# [DATASET RECORDS]
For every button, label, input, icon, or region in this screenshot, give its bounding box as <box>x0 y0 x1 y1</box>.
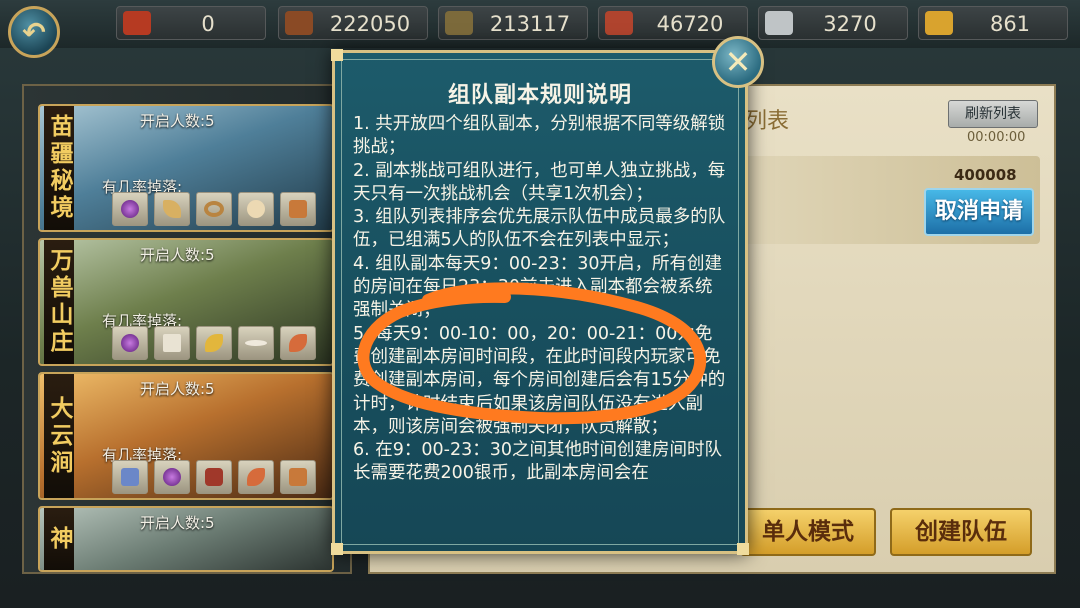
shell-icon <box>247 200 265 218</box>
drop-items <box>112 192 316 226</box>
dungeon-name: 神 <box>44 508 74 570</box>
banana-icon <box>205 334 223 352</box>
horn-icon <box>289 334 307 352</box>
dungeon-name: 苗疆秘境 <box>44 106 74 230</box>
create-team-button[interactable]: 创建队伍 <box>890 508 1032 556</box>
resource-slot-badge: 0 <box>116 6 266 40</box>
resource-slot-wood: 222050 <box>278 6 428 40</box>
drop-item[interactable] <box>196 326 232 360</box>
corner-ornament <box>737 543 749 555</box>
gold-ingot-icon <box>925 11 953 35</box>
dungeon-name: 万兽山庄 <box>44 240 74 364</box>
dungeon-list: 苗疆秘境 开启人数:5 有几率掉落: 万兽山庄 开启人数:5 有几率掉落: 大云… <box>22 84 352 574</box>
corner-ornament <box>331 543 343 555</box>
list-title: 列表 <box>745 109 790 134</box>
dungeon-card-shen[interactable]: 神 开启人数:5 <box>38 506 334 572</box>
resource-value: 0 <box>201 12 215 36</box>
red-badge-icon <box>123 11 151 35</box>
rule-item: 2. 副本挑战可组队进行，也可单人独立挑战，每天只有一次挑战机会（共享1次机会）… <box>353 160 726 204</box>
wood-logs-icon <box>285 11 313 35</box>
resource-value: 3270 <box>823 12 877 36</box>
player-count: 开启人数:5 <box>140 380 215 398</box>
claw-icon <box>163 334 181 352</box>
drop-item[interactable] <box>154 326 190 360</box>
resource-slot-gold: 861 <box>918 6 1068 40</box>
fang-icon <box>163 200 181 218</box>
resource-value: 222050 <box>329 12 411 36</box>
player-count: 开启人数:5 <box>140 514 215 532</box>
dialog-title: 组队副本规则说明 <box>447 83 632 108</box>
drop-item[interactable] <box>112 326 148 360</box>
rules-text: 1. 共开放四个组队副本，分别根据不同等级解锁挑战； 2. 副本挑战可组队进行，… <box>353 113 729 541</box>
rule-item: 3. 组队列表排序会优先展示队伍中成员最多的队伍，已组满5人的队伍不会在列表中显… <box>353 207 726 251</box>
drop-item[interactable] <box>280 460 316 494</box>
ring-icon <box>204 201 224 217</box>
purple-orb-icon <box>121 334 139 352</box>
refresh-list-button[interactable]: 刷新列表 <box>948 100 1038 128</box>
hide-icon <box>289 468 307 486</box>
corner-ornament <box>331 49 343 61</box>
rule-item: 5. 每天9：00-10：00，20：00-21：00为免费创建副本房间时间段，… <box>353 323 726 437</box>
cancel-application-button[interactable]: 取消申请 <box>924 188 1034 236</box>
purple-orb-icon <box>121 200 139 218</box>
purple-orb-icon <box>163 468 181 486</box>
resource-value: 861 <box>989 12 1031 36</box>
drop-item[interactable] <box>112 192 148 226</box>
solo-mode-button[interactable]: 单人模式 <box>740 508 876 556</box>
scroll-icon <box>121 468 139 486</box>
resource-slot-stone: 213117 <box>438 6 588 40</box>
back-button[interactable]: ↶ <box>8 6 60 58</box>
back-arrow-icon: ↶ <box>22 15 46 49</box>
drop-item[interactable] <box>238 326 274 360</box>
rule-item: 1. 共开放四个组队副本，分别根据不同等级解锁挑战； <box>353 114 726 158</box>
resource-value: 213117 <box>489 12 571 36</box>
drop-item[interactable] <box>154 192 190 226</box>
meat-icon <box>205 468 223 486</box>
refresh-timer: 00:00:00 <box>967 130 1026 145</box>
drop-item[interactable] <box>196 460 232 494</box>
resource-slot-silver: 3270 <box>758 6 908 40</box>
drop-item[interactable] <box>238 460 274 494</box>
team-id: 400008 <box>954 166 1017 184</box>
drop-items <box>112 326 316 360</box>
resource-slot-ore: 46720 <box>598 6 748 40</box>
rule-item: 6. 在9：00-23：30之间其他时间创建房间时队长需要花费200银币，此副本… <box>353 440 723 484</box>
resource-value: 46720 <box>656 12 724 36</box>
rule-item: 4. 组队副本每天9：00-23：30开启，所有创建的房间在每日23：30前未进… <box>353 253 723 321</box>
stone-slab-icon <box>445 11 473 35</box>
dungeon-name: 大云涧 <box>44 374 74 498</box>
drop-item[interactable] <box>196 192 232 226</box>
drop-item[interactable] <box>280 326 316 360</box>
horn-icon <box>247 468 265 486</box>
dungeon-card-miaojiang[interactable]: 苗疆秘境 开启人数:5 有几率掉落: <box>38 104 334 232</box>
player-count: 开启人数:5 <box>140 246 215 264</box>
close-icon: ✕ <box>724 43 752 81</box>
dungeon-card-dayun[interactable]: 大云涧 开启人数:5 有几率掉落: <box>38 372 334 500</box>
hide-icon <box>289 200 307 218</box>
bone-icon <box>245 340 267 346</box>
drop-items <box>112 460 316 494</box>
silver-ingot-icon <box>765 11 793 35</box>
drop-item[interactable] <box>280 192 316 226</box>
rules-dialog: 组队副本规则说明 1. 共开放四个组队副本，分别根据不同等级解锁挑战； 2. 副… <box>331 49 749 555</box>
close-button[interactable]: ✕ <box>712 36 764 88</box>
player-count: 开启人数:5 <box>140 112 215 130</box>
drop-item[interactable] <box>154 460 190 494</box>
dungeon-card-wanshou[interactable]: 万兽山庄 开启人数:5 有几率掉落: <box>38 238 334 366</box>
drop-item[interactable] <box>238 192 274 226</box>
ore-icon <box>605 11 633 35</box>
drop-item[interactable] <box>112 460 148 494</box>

# [EXERCISE TASK]
Copy out all of the rows above word for word, leaving out the pictures.

# [TASK ANSWER]
For every button, label, input, icon, or region in this screenshot, give its bounding box as <box>x0 y0 x1 y1</box>.
shell-icon <box>247 200 265 218</box>
drop-items <box>112 192 316 226</box>
dungeon-name: 神 <box>44 508 74 570</box>
banana-icon <box>205 334 223 352</box>
horn-icon <box>289 334 307 352</box>
dungeon-name: 苗疆秘境 <box>44 106 74 230</box>
create-team-button[interactable]: 创建队伍 <box>890 508 1032 556</box>
resource-slot-badge: 0 <box>116 6 266 40</box>
resource-slot-wood: 222050 <box>278 6 428 40</box>
drop-item[interactable] <box>196 326 232 360</box>
corner-ornament <box>737 543 749 555</box>
gold-ingot-icon <box>925 11 953 35</box>
dungeon-name: 万兽山庄 <box>44 240 74 364</box>
dungeon-list: 苗疆秘境 开启人数:5 有几率掉落: 万兽山庄 开启人数:5 有几率掉落: 大云… <box>22 84 352 574</box>
corner-ornament <box>331 543 343 555</box>
list-title: 列表 <box>745 109 790 134</box>
dungeon-card-shen[interactable]: 神 开启人数:5 <box>38 506 334 572</box>
resource-value: 0 <box>201 12 215 36</box>
red-badge-icon <box>123 11 151 35</box>
rule-item: 2. 副本挑战可组队进行，也可单人独立挑战，每天只有一次挑战机会（共享1次机会）… <box>353 160 726 204</box>
wood-logs-icon <box>285 11 313 35</box>
resource-value: 3270 <box>823 12 877 36</box>
player-count: 开启人数:5 <box>140 380 215 398</box>
claw-icon <box>163 334 181 352</box>
drop-item[interactable] <box>154 326 190 360</box>
resource-slot-gold: 861 <box>918 6 1068 40</box>
fang-icon <box>163 200 181 218</box>
resource-value: 222050 <box>329 12 411 36</box>
player-count: 开启人数:5 <box>140 514 215 532</box>
dialog-title: 组队副本规则说明 <box>447 83 632 108</box>
drop-item[interactable] <box>112 326 148 360</box>
rules-text: 1. 共开放四个组队副本，分别根据不同等级解锁挑战； 2. 副本挑战可组队进行，… <box>353 113 729 541</box>
rule-item: 3. 组队列表排序会优先展示队伍中成员最多的队伍，已组满5人的队伍不会在列表中显… <box>353 207 726 251</box>
drop-item[interactable] <box>280 460 316 494</box>
ring-icon <box>204 201 224 217</box>
purple-orb-icon <box>121 334 139 352</box>
refresh-list-button[interactable]: 刷新列表 <box>948 100 1038 128</box>
hide-icon <box>289 468 307 486</box>
corner-ornament <box>331 49 343 61</box>
rule-item: 5. 每天9：00-10：00，20：00-21：00为免费创建副本房间时间段，… <box>353 323 726 437</box>
cancel-application-button[interactable]: 取消申请 <box>924 188 1034 236</box>
purple-orb-icon <box>121 200 139 218</box>
purple-orb-icon <box>163 468 181 486</box>
resource-value: 861 <box>989 12 1031 36</box>
drop-item[interactable] <box>112 192 148 226</box>
solo-mode-button[interactable]: 单人模式 <box>740 508 876 556</box>
scroll-icon <box>121 468 139 486</box>
resource-slot-stone: 213117 <box>438 6 588 40</box>
back-button[interactable]: ↶ <box>8 6 60 58</box>
back-arrow-icon: ↶ <box>22 15 46 49</box>
drop-item[interactable] <box>238 326 274 360</box>
rule-item: 1. 共开放四个组队副本，分别根据不同等级解锁挑战； <box>353 114 726 158</box>
resource-value: 213117 <box>489 12 571 36</box>
drop-item[interactable] <box>154 192 190 226</box>
meat-icon <box>205 468 223 486</box>
refresh-timer: 00:00:00 <box>967 130 1026 145</box>
drop-item[interactable] <box>196 460 232 494</box>
resource-slot-silver: 3270 <box>758 6 908 40</box>
drop-item[interactable] <box>238 460 274 494</box>
team-id: 400008 <box>954 166 1017 184</box>
drop-items <box>112 326 316 360</box>
resource-slot-ore: 46720 <box>598 6 748 40</box>
rule-item: 6. 在9：00-23：30之间其他时间创建房间时队长需要花费200银币，此副本… <box>353 440 723 484</box>
resource-value: 46720 <box>656 12 724 36</box>
rule-item: 4. 组队副本每天9：00-23：30开启，所有创建的房间在每日23：30前未进… <box>353 253 723 321</box>
stone-slab-icon <box>445 11 473 35</box>
dungeon-name: 大云涧 <box>44 374 74 498</box>
drop-item[interactable] <box>196 192 232 226</box>
drop-item[interactable] <box>280 326 316 360</box>
horn-icon <box>247 468 265 486</box>
dungeon-card-miaojiang[interactable]: 苗疆秘境 开启人数:5 有几率掉落: <box>38 104 334 232</box>
player-count: 开启人数:5 <box>140 246 215 264</box>
close-icon: ✕ <box>724 43 752 81</box>
dungeon-card-dayun[interactable]: 大云涧 开启人数:5 有几率掉落: <box>38 372 334 500</box>
hide-icon <box>289 200 307 218</box>
bone-icon <box>245 340 267 346</box>
drop-items <box>112 460 316 494</box>
silver-ingot-icon <box>765 11 793 35</box>
drop-item[interactable] <box>280 192 316 226</box>
rules-dialog: 组队副本规则说明 1. 共开放四个组队副本，分别根据不同等级解锁挑战； 2. 副… <box>331 49 749 555</box>
close-button[interactable]: ✕ <box>712 36 764 88</box>
player-count: 开启人数:5 <box>140 112 215 130</box>
drop-item[interactable] <box>154 460 190 494</box>
dungeon-card-wanshou[interactable]: 万兽山庄 开启人数:5 有几率掉落: <box>38 238 334 366</box>
drop-item[interactable] <box>238 192 274 226</box>
ore-icon <box>605 11 633 35</box>
drop-item[interactable] <box>112 460 148 494</box>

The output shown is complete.